━━━ DATA FOR THE TASK

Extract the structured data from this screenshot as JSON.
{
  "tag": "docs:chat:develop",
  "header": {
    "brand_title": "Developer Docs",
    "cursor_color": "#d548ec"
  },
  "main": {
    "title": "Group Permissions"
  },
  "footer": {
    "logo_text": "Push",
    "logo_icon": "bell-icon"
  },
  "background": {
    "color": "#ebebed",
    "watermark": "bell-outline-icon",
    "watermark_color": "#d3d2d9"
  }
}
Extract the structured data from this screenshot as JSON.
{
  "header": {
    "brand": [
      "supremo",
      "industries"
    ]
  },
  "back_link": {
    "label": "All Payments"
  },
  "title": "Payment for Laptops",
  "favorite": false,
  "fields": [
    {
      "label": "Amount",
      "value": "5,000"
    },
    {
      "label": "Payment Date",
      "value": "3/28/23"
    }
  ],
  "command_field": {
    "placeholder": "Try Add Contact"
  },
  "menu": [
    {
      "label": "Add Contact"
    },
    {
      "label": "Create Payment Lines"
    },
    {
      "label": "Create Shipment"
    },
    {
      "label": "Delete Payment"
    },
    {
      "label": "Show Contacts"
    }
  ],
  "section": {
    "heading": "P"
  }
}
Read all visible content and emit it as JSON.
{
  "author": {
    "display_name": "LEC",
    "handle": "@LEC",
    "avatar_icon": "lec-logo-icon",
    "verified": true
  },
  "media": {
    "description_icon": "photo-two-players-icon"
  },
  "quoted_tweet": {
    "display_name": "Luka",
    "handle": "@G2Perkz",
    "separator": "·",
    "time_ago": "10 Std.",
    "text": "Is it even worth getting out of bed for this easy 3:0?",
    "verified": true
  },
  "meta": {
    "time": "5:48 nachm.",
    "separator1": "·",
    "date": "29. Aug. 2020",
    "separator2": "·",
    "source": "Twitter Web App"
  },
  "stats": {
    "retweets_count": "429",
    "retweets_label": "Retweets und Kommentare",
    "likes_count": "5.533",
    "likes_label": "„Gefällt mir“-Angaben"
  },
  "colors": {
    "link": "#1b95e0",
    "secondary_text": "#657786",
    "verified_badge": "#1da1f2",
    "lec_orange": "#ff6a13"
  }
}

━━━━━━

* **PROBLEM DESCRIPTION**
Find the string "bell" in the listing and return every line that holds it.

* **SOLUTION TO THE EXERCISE**
    "logo_icon": "bell-icon"
    "watermark": "bell-outline-icon",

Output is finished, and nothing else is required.